──────── Data in this exercise

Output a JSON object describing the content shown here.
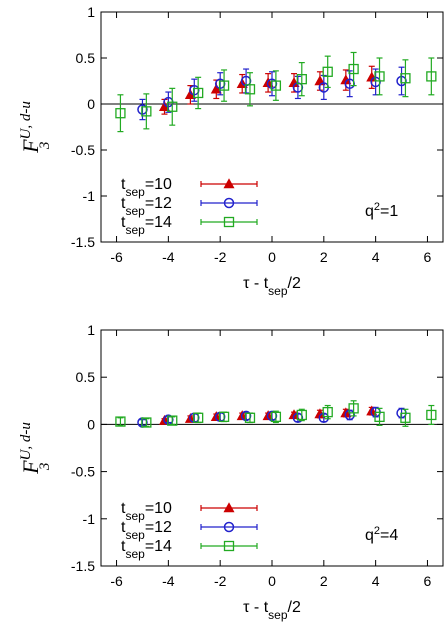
{
  "chart_data": [
    {
      "type": "scatter",
      "ylabel_main": "F",
      "ylabel_sup": "U, d-u",
      "ylabel_sub": "3",
      "xlabel_main": "τ - t",
      "xlabel_sub": "sep",
      "xlabel_tail": "/2",
      "xlim": [
        -6.6,
        6.6
      ],
      "ylim": [
        -1.5,
        1.0
      ],
      "xticks": [
        "-6",
        "-4",
        "-2",
        "0",
        "2",
        "4",
        "6"
      ],
      "xtick_values": [
        -6,
        -4,
        -2,
        0,
        2,
        4,
        6
      ],
      "yticks": [
        "1",
        "0.5",
        "0",
        "-0.5",
        "-1",
        "-1.5"
      ],
      "ytick_values": [
        1,
        0.5,
        0,
        -0.5,
        -1,
        -1.5
      ],
      "annotation": {
        "main": "q",
        "sup": "2",
        "tail": "=1"
      },
      "legend_placement": "bottom-left",
      "series": [
        {
          "name": "t_sep=10",
          "label_main": "t",
          "label_sub": "sep",
          "label_tail": "=10",
          "color": "#cc0000",
          "marker": "triangle",
          "x": [
            -4,
            -3,
            -2,
            -1,
            0,
            1,
            2,
            3,
            4
          ],
          "y": [
            -0.03,
            0.1,
            0.16,
            0.22,
            0.23,
            0.23,
            0.25,
            0.26,
            0.29
          ],
          "err": [
            0.08,
            0.1,
            0.1,
            0.1,
            0.1,
            0.1,
            0.1,
            0.11,
            0.12
          ]
        },
        {
          "name": "t_sep=12",
          "label_main": "t",
          "label_sub": "sep",
          "label_tail": "=12",
          "color": "#2222cc",
          "marker": "circle",
          "x": [
            -5,
            -4,
            -3,
            -2,
            -1,
            0,
            1,
            2,
            3,
            4,
            5
          ],
          "y": [
            -0.06,
            0.02,
            0.15,
            0.22,
            0.25,
            0.22,
            0.18,
            0.18,
            0.22,
            0.24,
            0.25
          ],
          "err": [
            0.11,
            0.11,
            0.12,
            0.12,
            0.13,
            0.13,
            0.12,
            0.13,
            0.14,
            0.14,
            0.15
          ]
        },
        {
          "name": "t_sep=14",
          "label_main": "t",
          "label_sub": "sep",
          "label_tail": "=14",
          "color": "#22aa22",
          "marker": "square",
          "x": [
            -6,
            -5,
            -4,
            -3,
            -2,
            -1,
            0,
            1,
            2,
            3,
            4,
            5,
            6
          ],
          "y": [
            -0.1,
            -0.08,
            -0.03,
            0.12,
            0.2,
            0.16,
            0.2,
            0.27,
            0.35,
            0.38,
            0.3,
            0.28,
            0.3
          ],
          "err": [
            0.2,
            0.19,
            0.2,
            0.17,
            0.17,
            0.18,
            0.16,
            0.18,
            0.17,
            0.18,
            0.2,
            0.2,
            0.2
          ]
        }
      ]
    },
    {
      "type": "scatter",
      "ylabel_main": "F",
      "ylabel_sup": "U, d-u",
      "ylabel_sub": "3",
      "xlabel_main": "τ - t",
      "xlabel_sub": "sep",
      "xlabel_tail": "/2",
      "xlim": [
        -6.6,
        6.6
      ],
      "ylim": [
        -1.5,
        1.0
      ],
      "xticks": [
        "-6",
        "-4",
        "-2",
        "0",
        "2",
        "4",
        "6"
      ],
      "xtick_values": [
        -6,
        -4,
        -2,
        0,
        2,
        4,
        6
      ],
      "yticks": [
        "1",
        "0.5",
        "0",
        "-0.5",
        "-1",
        "-1.5"
      ],
      "ytick_values": [
        1,
        0.5,
        0,
        -0.5,
        -1,
        -1.5
      ],
      "annotation": {
        "main": "q",
        "sup": "2",
        "tail": "=4"
      },
      "legend_placement": "bottom-left",
      "series": [
        {
          "name": "t_sep=10",
          "label_main": "t",
          "label_sub": "sep",
          "label_tail": "=10",
          "color": "#cc0000",
          "marker": "triangle",
          "x": [
            -4,
            -3,
            -2,
            -1,
            0,
            1,
            2,
            3,
            4
          ],
          "y": [
            0.04,
            0.06,
            0.08,
            0.09,
            0.09,
            0.1,
            0.11,
            0.12,
            0.14
          ],
          "err": [
            0.02,
            0.03,
            0.03,
            0.03,
            0.03,
            0.03,
            0.04,
            0.04,
            0.04
          ]
        },
        {
          "name": "t_sep=12",
          "label_main": "t",
          "label_sub": "sep",
          "label_tail": "=12",
          "color": "#2222cc",
          "marker": "circle",
          "x": [
            -5,
            -4,
            -3,
            -2,
            -1,
            0,
            1,
            2,
            3,
            4,
            5
          ],
          "y": [
            0.02,
            0.05,
            0.07,
            0.08,
            0.09,
            0.09,
            0.07,
            0.07,
            0.1,
            0.13,
            0.12
          ],
          "err": [
            0.03,
            0.03,
            0.04,
            0.04,
            0.04,
            0.04,
            0.04,
            0.04,
            0.05,
            0.05,
            0.05
          ]
        },
        {
          "name": "t_sep=14",
          "label_main": "t",
          "label_sub": "sep",
          "label_tail": "=14",
          "color": "#22aa22",
          "marker": "square",
          "x": [
            -6,
            -5,
            -4,
            -3,
            -2,
            -1,
            0,
            1,
            2,
            3,
            4,
            5,
            6
          ],
          "y": [
            0.03,
            0.02,
            0.04,
            0.07,
            0.08,
            0.07,
            0.08,
            0.1,
            0.13,
            0.17,
            0.08,
            0.07,
            0.1
          ],
          "err": [
            0.04,
            0.04,
            0.04,
            0.05,
            0.05,
            0.05,
            0.06,
            0.06,
            0.07,
            0.08,
            0.09,
            0.09,
            0.1
          ]
        }
      ]
    }
  ]
}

────────────────

• **Your goal**
Transcribe each entry precisely as given, leaving the pictures out.

• **Finished answer**
Output a JSON object describing the content shown here.
{
  "chart_data": [
    {
      "type": "scatter",
      "ylabel_main": "F",
      "ylabel_sup": "U, d-u",
      "ylabel_sub": "3",
      "xlabel_main": "τ - t",
      "xlabel_sub": "sep",
      "xlabel_tail": "/2",
      "xlim": [
        -6.6,
        6.6
      ],
      "ylim": [
        -1.5,
        1.0
      ],
      "xticks": [
        "-6",
        "-4",
        "-2",
        "0",
        "2",
        "4",
        "6"
      ],
      "xtick_values": [
        -6,
        -4,
        -2,
        0,
        2,
        4,
        6
      ],
      "yticks": [
        "1",
        "0.5",
        "0",
        "-0.5",
        "-1",
        "-1.5"
      ],
      "ytick_values": [
        1,
        0.5,
        0,
        -0.5,
        -1,
        -1.5
      ],
      "annotation": {
        "main": "q",
        "sup": "2",
        "tail": "=1"
      },
      "legend_placement": "bottom-left",
      "series": [
        {
          "name": "t_sep=10",
          "label_main": "t",
          "label_sub": "sep",
          "label_tail": "=10",
          "color": "#cc0000",
          "marker": "triangle",
          "x": [
            -4,
            -3,
            -2,
            -1,
            0,
            1,
            2,
            3,
            4
          ],
          "y": [
            -0.03,
            0.1,
            0.16,
            0.22,
            0.23,
            0.23,
            0.25,
            0.26,
            0.29
          ],
          "err": [
            0.08,
            0.1,
            0.1,
            0.1,
            0.1,
            0.1,
            0.1,
            0.11,
            0.12
          ]
        },
        {
          "name": "t_sep=12",
          "label_main": "t",
          "label_sub": "sep",
          "label_tail": "=12",
          "color": "#2222cc",
          "marker": "circle",
          "x": [
            -5,
            -4,
            -3,
            -2,
            -1,
            0,
            1,
            2,
            3,
            4,
            5
          ],
          "y": [
            -0.06,
            0.02,
            0.15,
            0.22,
            0.25,
            0.22,
            0.18,
            0.18,
            0.22,
            0.24,
            0.25
          ],
          "err": [
            0.11,
            0.11,
            0.12,
            0.12,
            0.13,
            0.13,
            0.12,
            0.13,
            0.14,
            0.14,
            0.15
          ]
        },
        {
          "name": "t_sep=14",
          "label_main": "t",
          "label_sub": "sep",
          "label_tail": "=14",
          "color": "#22aa22",
          "marker": "square",
          "x": [
            -6,
            -5,
            -4,
            -3,
            -2,
            -1,
            0,
            1,
            2,
            3,
            4,
            5,
            6
          ],
          "y": [
            -0.1,
            -0.08,
            -0.03,
            0.12,
            0.2,
            0.16,
            0.2,
            0.27,
            0.35,
            0.38,
            0.3,
            0.28,
            0.3
          ],
          "err": [
            0.2,
            0.19,
            0.2,
            0.17,
            0.17,
            0.18,
            0.16,
            0.18,
            0.17,
            0.18,
            0.2,
            0.2,
            0.2
          ]
        }
      ]
    },
    {
      "type": "scatter",
      "ylabel_main": "F",
      "ylabel_sup": "U, d-u",
      "ylabel_sub": "3",
      "xlabel_main": "τ - t",
      "xlabel_sub": "sep",
      "xlabel_tail": "/2",
      "xlim": [
        -6.6,
        6.6
      ],
      "ylim": [
        -1.5,
        1.0
      ],
      "xticks": [
        "-6",
        "-4",
        "-2",
        "0",
        "2",
        "4",
        "6"
      ],
      "xtick_values": [
        -6,
        -4,
        -2,
        0,
        2,
        4,
        6
      ],
      "yticks": [
        "1",
        "0.5",
        "0",
        "-0.5",
        "-1",
        "-1.5"
      ],
      "ytick_values": [
        1,
        0.5,
        0,
        -0.5,
        -1,
        -1.5
      ],
      "annotation": {
        "main": "q",
        "sup": "2",
        "tail": "=4"
      },
      "legend_placement": "bottom-left",
      "series": [
        {
          "name": "t_sep=10",
          "label_main": "t",
          "label_sub": "sep",
          "label_tail": "=10",
          "color": "#cc0000",
          "marker": "triangle",
          "x": [
            -4,
            -3,
            -2,
            -1,
            0,
            1,
            2,
            3,
            4
          ],
          "y": [
            0.04,
            0.06,
            0.08,
            0.09,
            0.09,
            0.1,
            0.11,
            0.12,
            0.14
          ],
          "err": [
            0.02,
            0.03,
            0.03,
            0.03,
            0.03,
            0.03,
            0.04,
            0.04,
            0.04
          ]
        },
        {
          "name": "t_sep=12",
          "label_main": "t",
          "label_sub": "sep",
          "label_tail": "=12",
          "color": "#2222cc",
          "marker": "circle",
          "x": [
            -5,
            -4,
            -3,
            -2,
            -1,
            0,
            1,
            2,
            3,
            4,
            5
          ],
          "y": [
            0.02,
            0.05,
            0.07,
            0.08,
            0.09,
            0.09,
            0.07,
            0.07,
            0.1,
            0.13,
            0.12
          ],
          "err": [
            0.03,
            0.03,
            0.04,
            0.04,
            0.04,
            0.04,
            0.04,
            0.04,
            0.05,
            0.05,
            0.05
          ]
        },
        {
          "name": "t_sep=14",
          "label_main": "t",
          "label_sub": "sep",
          "label_tail": "=14",
          "color": "#22aa22",
          "marker": "square",
          "x": [
            -6,
            -5,
            -4,
            -3,
            -2,
            -1,
            0,
            1,
            2,
            3,
            4,
            5,
            6
          ],
          "y": [
            0.03,
            0.02,
            0.04,
            0.07,
            0.08,
            0.07,
            0.08,
            0.1,
            0.13,
            0.17,
            0.08,
            0.07,
            0.1
          ],
          "err": [
            0.04,
            0.04,
            0.04,
            0.05,
            0.05,
            0.05,
            0.06,
            0.06,
            0.07,
            0.08,
            0.09,
            0.09,
            0.1
          ]
        }
      ]
    }
  ]
}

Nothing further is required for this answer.